(Figure record listings)
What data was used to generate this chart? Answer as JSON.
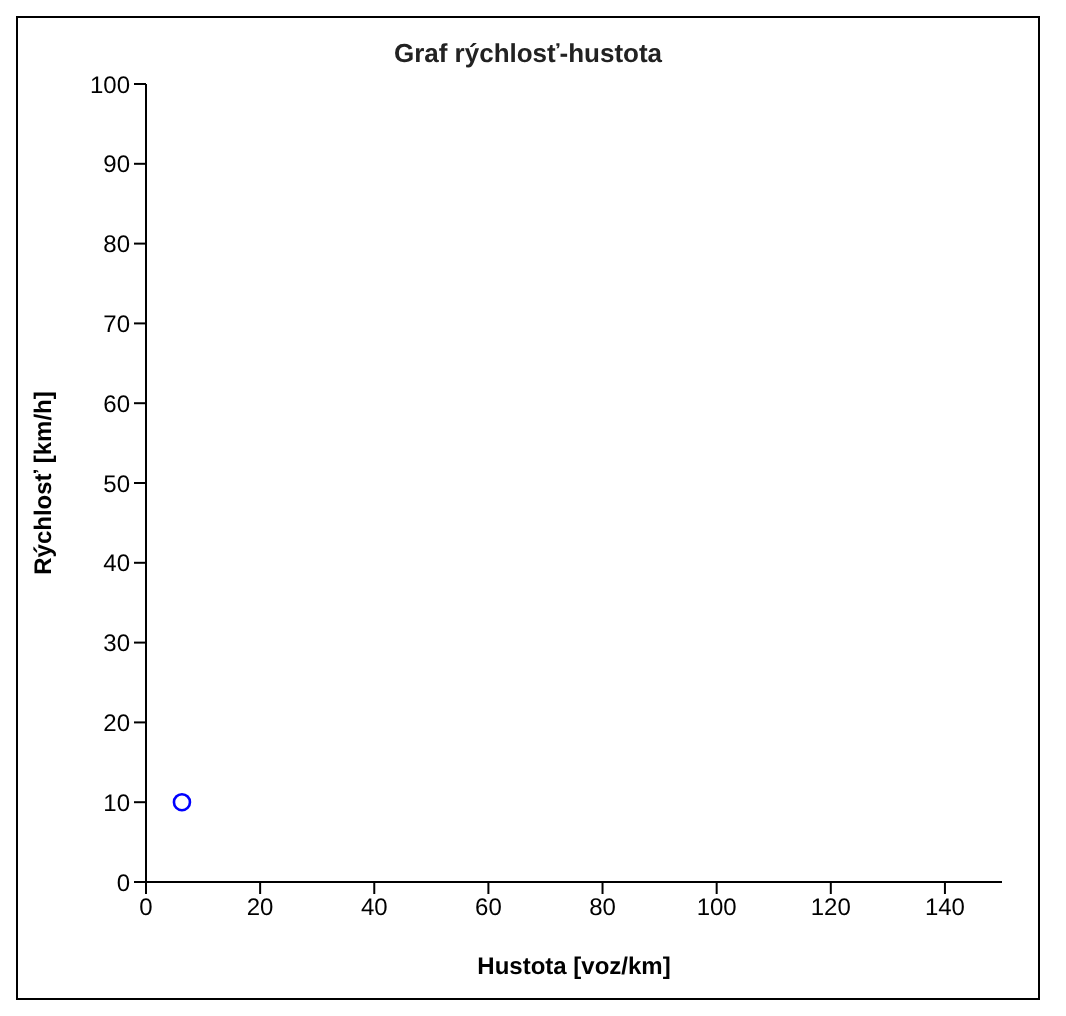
{
  "chart_data": {
    "type": "scatter",
    "title": "Graf rýchlosť-hustota",
    "xlabel": "Hustota [voz/km]",
    "ylabel": "Rýchlosť [km/h]",
    "x": [
      6.3
    ],
    "values": [
      10
    ],
    "color": "#0000ff",
    "marker": "circle",
    "xlim": [
      0,
      150
    ],
    "xticks": [
      0,
      20,
      40,
      60,
      80,
      100,
      120,
      140
    ],
    "ylim": [
      0,
      100
    ],
    "yticks": [
      0,
      10,
      20,
      30,
      40,
      50,
      60,
      70,
      80,
      90,
      100
    ],
    "grid": false
  }
}
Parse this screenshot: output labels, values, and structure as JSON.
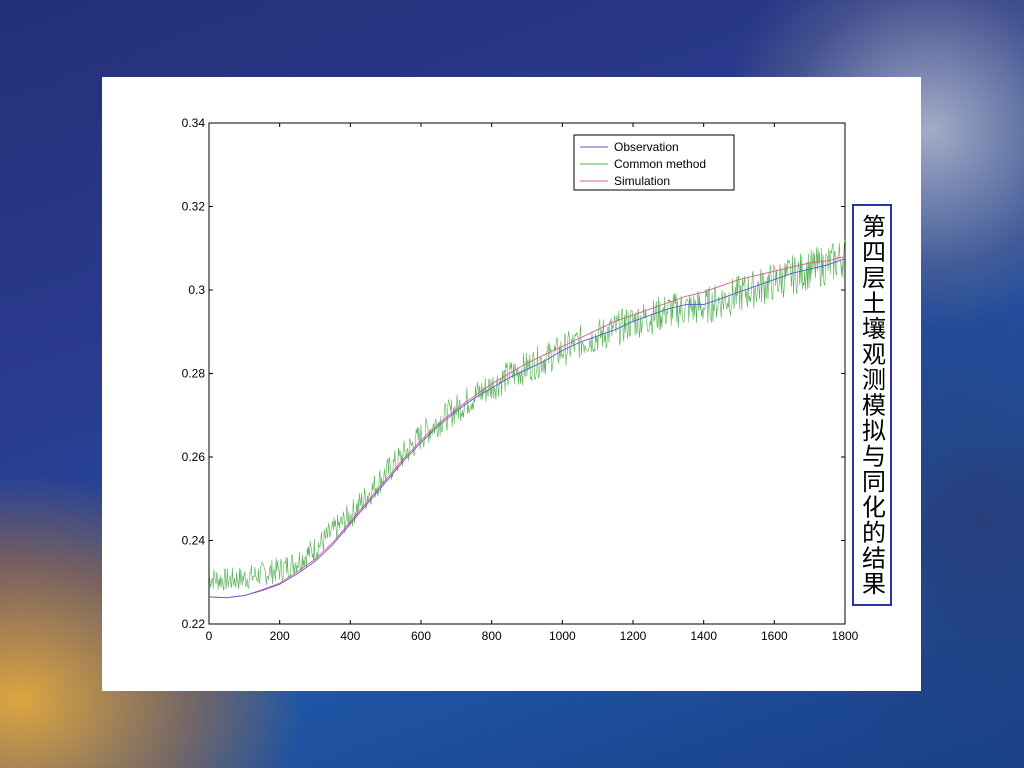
{
  "slide": {
    "side_title": "第四层土壤观测模拟与同化的结果"
  },
  "chart_data": {
    "type": "line",
    "title": "",
    "xlabel": "",
    "ylabel": "",
    "xlim": [
      0,
      1800
    ],
    "ylim": [
      0.22,
      0.34
    ],
    "xticks": [
      0,
      200,
      400,
      600,
      800,
      1000,
      1200,
      1400,
      1600,
      1800
    ],
    "yticks": [
      0.22,
      0.24,
      0.26,
      0.28,
      0.3,
      0.32,
      0.34
    ],
    "xtick_labels": [
      "0",
      "200",
      "400",
      "600",
      "800",
      "1000",
      "1200",
      "1400",
      "1600",
      "1800"
    ],
    "ytick_labels": [
      "0.22",
      "0.24",
      "0.26",
      "0.28",
      "0.3",
      "0.32",
      "0.34"
    ],
    "grid": false,
    "legend_position": "top-right",
    "series": [
      {
        "name": "Observation",
        "color": "#5b5bd6",
        "x": [
          0,
          50,
          100,
          150,
          200,
          250,
          300,
          350,
          400,
          450,
          500,
          550,
          600,
          650,
          700,
          750,
          800,
          850,
          900,
          950,
          1000,
          1050,
          1100,
          1150,
          1200,
          1250,
          1300,
          1350,
          1400,
          1450,
          1500,
          1550,
          1600,
          1650,
          1700,
          1750,
          1800
        ],
        "y": [
          0.2265,
          0.2263,
          0.2268,
          0.228,
          0.2295,
          0.232,
          0.235,
          0.239,
          0.244,
          0.249,
          0.254,
          0.259,
          0.2635,
          0.2675,
          0.271,
          0.274,
          0.2765,
          0.279,
          0.281,
          0.283,
          0.2855,
          0.2875,
          0.289,
          0.2905,
          0.2925,
          0.294,
          0.2955,
          0.2965,
          0.2965,
          0.298,
          0.2995,
          0.301,
          0.3025,
          0.304,
          0.305,
          0.306,
          0.3075
        ]
      },
      {
        "name": "Common method",
        "color": "#4fb04f",
        "x": [
          0,
          50,
          100,
          150,
          200,
          250,
          300,
          350,
          400,
          450,
          500,
          550,
          600,
          650,
          700,
          750,
          800,
          850,
          900,
          950,
          1000,
          1050,
          1100,
          1150,
          1200,
          1250,
          1300,
          1350,
          1400,
          1450,
          1500,
          1550,
          1600,
          1650,
          1700,
          1750,
          1800
        ],
        "y": [
          0.231,
          0.2305,
          0.231,
          0.232,
          0.233,
          0.235,
          0.238,
          0.242,
          0.246,
          0.251,
          0.256,
          0.2605,
          0.265,
          0.2685,
          0.2715,
          0.2745,
          0.277,
          0.2795,
          0.2815,
          0.2835,
          0.2855,
          0.2875,
          0.289,
          0.2905,
          0.2925,
          0.2935,
          0.295,
          0.2955,
          0.296,
          0.2975,
          0.299,
          0.3005,
          0.302,
          0.3035,
          0.305,
          0.306,
          0.308
        ]
      },
      {
        "name": "Simulation",
        "color": "#e05c8a",
        "x": [
          0,
          50,
          100,
          150,
          200,
          250,
          300,
          350,
          400,
          450,
          500,
          550,
          600,
          650,
          700,
          750,
          800,
          850,
          900,
          950,
          1000,
          1050,
          1100,
          1150,
          1200,
          1250,
          1300,
          1350,
          1400,
          1450,
          1500,
          1550,
          1600,
          1650,
          1700,
          1750,
          1800
        ],
        "y": [
          0.2265,
          0.2263,
          0.2268,
          0.2282,
          0.2298,
          0.2325,
          0.2355,
          0.2395,
          0.2445,
          0.2495,
          0.2545,
          0.2595,
          0.264,
          0.268,
          0.2715,
          0.2745,
          0.2775,
          0.28,
          0.2825,
          0.2845,
          0.2865,
          0.2885,
          0.2905,
          0.2925,
          0.294,
          0.2955,
          0.297,
          0.2985,
          0.2995,
          0.301,
          0.3025,
          0.3035,
          0.3045,
          0.3055,
          0.3065,
          0.307,
          0.308
        ]
      }
    ]
  }
}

_WHAT TO DO_:
Pictures in the records above should not be copied. Repeat everything else exactly.

_OUTPUT OF THE TASK_:
What data was used to generate this chart? Answer as JSON.
{
  "chart_data": {
    "type": "scatter",
    "title": "Graf rýchlosť-hustota",
    "xlabel": "Hustota [voz/km]",
    "ylabel": "Rýchlosť [km/h]",
    "x": [
      6.3
    ],
    "values": [
      10
    ],
    "color": "#0000ff",
    "marker": "circle",
    "xlim": [
      0,
      150
    ],
    "xticks": [
      0,
      20,
      40,
      60,
      80,
      100,
      120,
      140
    ],
    "ylim": [
      0,
      100
    ],
    "yticks": [
      0,
      10,
      20,
      30,
      40,
      50,
      60,
      70,
      80,
      90,
      100
    ],
    "grid": false
  }
}
Parse this screenshot: output labels, values, and structure as JSON.
{
  "slide": {
    "side_title": "第四层土壤观测模拟与同化的结果"
  },
  "chart_data": {
    "type": "line",
    "title": "",
    "xlabel": "",
    "ylabel": "",
    "xlim": [
      0,
      1800
    ],
    "ylim": [
      0.22,
      0.34
    ],
    "xticks": [
      0,
      200,
      400,
      600,
      800,
      1000,
      1200,
      1400,
      1600,
      1800
    ],
    "yticks": [
      0.22,
      0.24,
      0.26,
      0.28,
      0.3,
      0.32,
      0.34
    ],
    "xtick_labels": [
      "0",
      "200",
      "400",
      "600",
      "800",
      "1000",
      "1200",
      "1400",
      "1600",
      "1800"
    ],
    "ytick_labels": [
      "0.22",
      "0.24",
      "0.26",
      "0.28",
      "0.3",
      "0.32",
      "0.34"
    ],
    "grid": false,
    "legend_position": "top-right",
    "series": [
      {
        "name": "Observation",
        "color": "#5b5bd6",
        "x": [
          0,
          50,
          100,
          150,
          200,
          250,
          300,
          350,
          400,
          450,
          500,
          550,
          600,
          650,
          700,
          750,
          800,
          850,
          900,
          950,
          1000,
          1050,
          1100,
          1150,
          1200,
          1250,
          1300,
          1350,
          1400,
          1450,
          1500,
          1550,
          1600,
          1650,
          1700,
          1750,
          1800
        ],
        "y": [
          0.2265,
          0.2263,
          0.2268,
          0.228,
          0.2295,
          0.232,
          0.235,
          0.239,
          0.244,
          0.249,
          0.254,
          0.259,
          0.2635,
          0.2675,
          0.271,
          0.274,
          0.2765,
          0.279,
          0.281,
          0.283,
          0.2855,
          0.2875,
          0.289,
          0.2905,
          0.2925,
          0.294,
          0.2955,
          0.2965,
          0.2965,
          0.298,
          0.2995,
          0.301,
          0.3025,
          0.304,
          0.305,
          0.306,
          0.3075
        ]
      },
      {
        "name": "Common method",
        "color": "#4fb04f",
        "x": [
          0,
          50,
          100,
          150,
          200,
          250,
          300,
          350,
          400,
          450,
          500,
          550,
          600,
          650,
          700,
          750,
          800,
          850,
          900,
          950,
          1000,
          1050,
          1100,
          1150,
          1200,
          1250,
          1300,
          1350,
          1400,
          1450,
          1500,
          1550,
          1600,
          1650,
          1700,
          1750,
          1800
        ],
        "y": [
          0.231,
          0.2305,
          0.231,
          0.232,
          0.233,
          0.235,
          0.238,
          0.242,
          0.246,
          0.251,
          0.256,
          0.2605,
          0.265,
          0.2685,
          0.2715,
          0.2745,
          0.277,
          0.2795,
          0.2815,
          0.2835,
          0.2855,
          0.2875,
          0.289,
          0.2905,
          0.2925,
          0.2935,
          0.295,
          0.2955,
          0.296,
          0.2975,
          0.299,
          0.3005,
          0.302,
          0.3035,
          0.305,
          0.306,
          0.308
        ]
      },
      {
        "name": "Simulation",
        "color": "#e05c8a",
        "x": [
          0,
          50,
          100,
          150,
          200,
          250,
          300,
          350,
          400,
          450,
          500,
          550,
          600,
          650,
          700,
          750,
          800,
          850,
          900,
          950,
          1000,
          1050,
          1100,
          1150,
          1200,
          1250,
          1300,
          1350,
          1400,
          1450,
          1500,
          1550,
          1600,
          1650,
          1700,
          1750,
          1800
        ],
        "y": [
          0.2265,
          0.2263,
          0.2268,
          0.2282,
          0.2298,
          0.2325,
          0.2355,
          0.2395,
          0.2445,
          0.2495,
          0.2545,
          0.2595,
          0.264,
          0.268,
          0.2715,
          0.2745,
          0.2775,
          0.28,
          0.2825,
          0.2845,
          0.2865,
          0.2885,
          0.2905,
          0.2925,
          0.294,
          0.2955,
          0.297,
          0.2985,
          0.2995,
          0.301,
          0.3025,
          0.3035,
          0.3045,
          0.3055,
          0.3065,
          0.307,
          0.308
        ]
      }
    ]
  }
}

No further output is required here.